__YOUR OBJECTIVE__: Would you repeat the listing exactly but omit every picture?

━━━━━ EXERCISE INPUTS ━━━━━

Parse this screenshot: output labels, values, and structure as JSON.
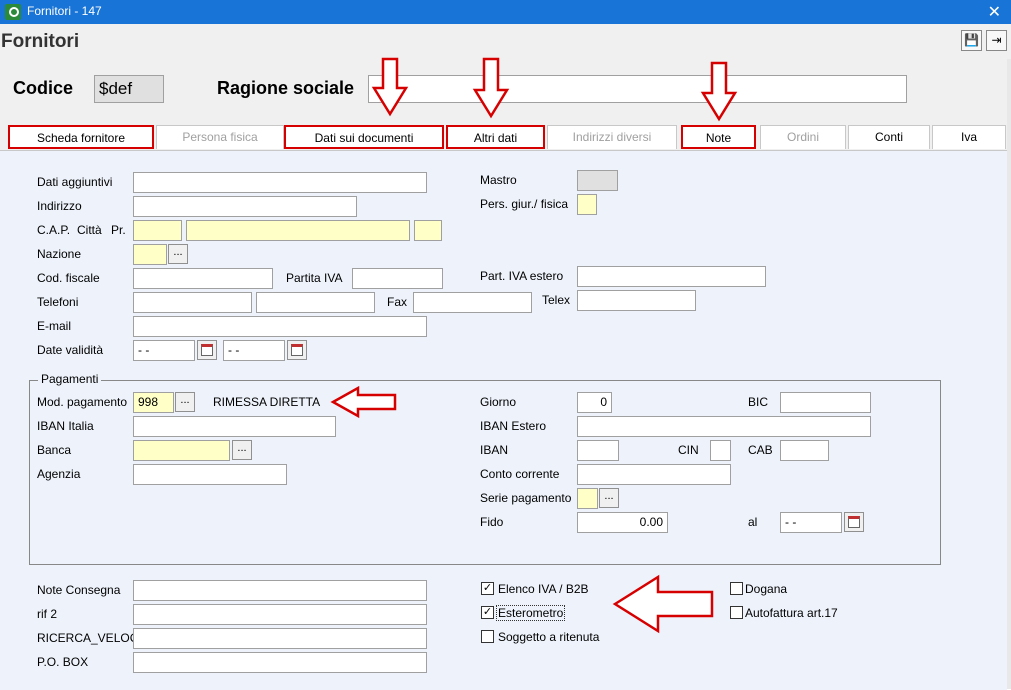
{
  "window": {
    "title": "Fornitori - 147",
    "close_glyph": "✕"
  },
  "form": {
    "title": "Fornitori"
  },
  "toolbar": {
    "save_glyph": "💾",
    "exit_glyph": "⇥"
  },
  "header": {
    "codice_label": "Codice",
    "codice_value": "$def",
    "ragione_label": "Ragione sociale",
    "ragione_value": ""
  },
  "tabs": [
    {
      "label": "Scheda fornitore"
    },
    {
      "label": "Persona fisica"
    },
    {
      "label": "Dati sui documenti"
    },
    {
      "label": "Altri dati"
    },
    {
      "label": "Indirizzi diversi"
    },
    {
      "label": "Note"
    },
    {
      "label": "Ordini"
    },
    {
      "label": "Conti"
    },
    {
      "label": "Iva"
    }
  ],
  "anagrafica": {
    "dati_aggiuntivi": "Dati aggiuntivi",
    "indirizzo": "Indirizzo",
    "cap": "C.A.P.",
    "citta": "Città",
    "pr": "Pr.",
    "nazione": "Nazione",
    "cod_fiscale": "Cod. fiscale",
    "partita_iva": "Partita IVA",
    "telefoni": "Telefoni",
    "fax": "Fax",
    "email": "E-mail",
    "date_validita": "Date validità",
    "date_from": "- -",
    "date_to": "- -",
    "mastro": "Mastro",
    "pers_giur": "Pers. giur./ fisica",
    "part_iva_estero": "Part. IVA estero",
    "telex": "Telex",
    "ellipsis": "..."
  },
  "pagamenti": {
    "group_title": "Pagamenti",
    "mod_pagamento": "Mod. pagamento",
    "mod_value": "998",
    "mod_desc": "RIMESSA DIRETTA",
    "iban_italia": "IBAN Italia",
    "banca": "Banca",
    "agenzia": "Agenzia",
    "giorno": "Giorno",
    "giorno_value": "0",
    "bic": "BIC",
    "iban_estero": "IBAN Estero",
    "iban": "IBAN",
    "cin": "CIN",
    "cab": "CAB",
    "conto_corrente": "Conto corrente",
    "serie_pagamento": "Serie pagamento",
    "fido": "Fido",
    "fido_value": "0.00",
    "al": "al",
    "al_value": "- -"
  },
  "bottom": {
    "note_consegna": "Note Consegna",
    "rif2": "rif 2",
    "ricerca_veloce": "RICERCA_VELOC",
    "po_box": "P.O. BOX",
    "elenco_iva": {
      "label": "Elenco IVA / B2B",
      "checked": true
    },
    "esterometro": {
      "label": "Esterometro",
      "checked": true
    },
    "soggetto_ritenuta": {
      "label": "Soggetto a ritenuta",
      "checked": false
    },
    "dogana": {
      "label": "Dogana",
      "checked": false
    },
    "autofattura": {
      "label": "Autofattura art.17",
      "checked": false
    },
    "check_glyph": "✓"
  }
}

━━━━━

__RESPONSE__:
Parse this screenshot: output labels, values, and structure as JSON.
{
  "window": {
    "title": "Fornitori - 147",
    "close_glyph": "✕"
  },
  "form": {
    "title": "Fornitori"
  },
  "toolbar": {
    "save_glyph": "💾",
    "exit_glyph": "⇥"
  },
  "header": {
    "codice_label": "Codice",
    "codice_value": "$def",
    "ragione_label": "Ragione sociale",
    "ragione_value": ""
  },
  "tabs": [
    {
      "label": "Scheda fornitore"
    },
    {
      "label": "Persona fisica"
    },
    {
      "label": "Dati sui documenti"
    },
    {
      "label": "Altri dati"
    },
    {
      "label": "Indirizzi diversi"
    },
    {
      "label": "Note"
    },
    {
      "label": "Ordini"
    },
    {
      "label": "Conti"
    },
    {
      "label": "Iva"
    }
  ],
  "anagrafica": {
    "dati_aggiuntivi": "Dati aggiuntivi",
    "indirizzo": "Indirizzo",
    "cap": "C.A.P.",
    "citta": "Città",
    "pr": "Pr.",
    "nazione": "Nazione",
    "cod_fiscale": "Cod. fiscale",
    "partita_iva": "Partita IVA",
    "telefoni": "Telefoni",
    "fax": "Fax",
    "email": "E-mail",
    "date_validita": "Date validità",
    "date_from": "- -",
    "date_to": "- -",
    "mastro": "Mastro",
    "pers_giur": "Pers. giur./ fisica",
    "part_iva_estero": "Part. IVA estero",
    "telex": "Telex",
    "ellipsis": "..."
  },
  "pagamenti": {
    "group_title": "Pagamenti",
    "mod_pagamento": "Mod. pagamento",
    "mod_value": "998",
    "mod_desc": "RIMESSA DIRETTA",
    "iban_italia": "IBAN Italia",
    "banca": "Banca",
    "agenzia": "Agenzia",
    "giorno": "Giorno",
    "giorno_value": "0",
    "bic": "BIC",
    "iban_estero": "IBAN Estero",
    "iban": "IBAN",
    "cin": "CIN",
    "cab": "CAB",
    "conto_corrente": "Conto corrente",
    "serie_pagamento": "Serie pagamento",
    "fido": "Fido",
    "fido_value": "0.00",
    "al": "al",
    "al_value": "- -"
  },
  "bottom": {
    "note_consegna": "Note Consegna",
    "rif2": "rif 2",
    "ricerca_veloce": "RICERCA_VELOC",
    "po_box": "P.O. BOX",
    "elenco_iva": {
      "label": "Elenco IVA / B2B",
      "checked": true
    },
    "esterometro": {
      "label": "Esterometro",
      "checked": true
    },
    "soggetto_ritenuta": {
      "label": "Soggetto a ritenuta",
      "checked": false
    },
    "dogana": {
      "label": "Dogana",
      "checked": false
    },
    "autofattura": {
      "label": "Autofattura art.17",
      "checked": false
    },
    "check_glyph": "✓"
  }
}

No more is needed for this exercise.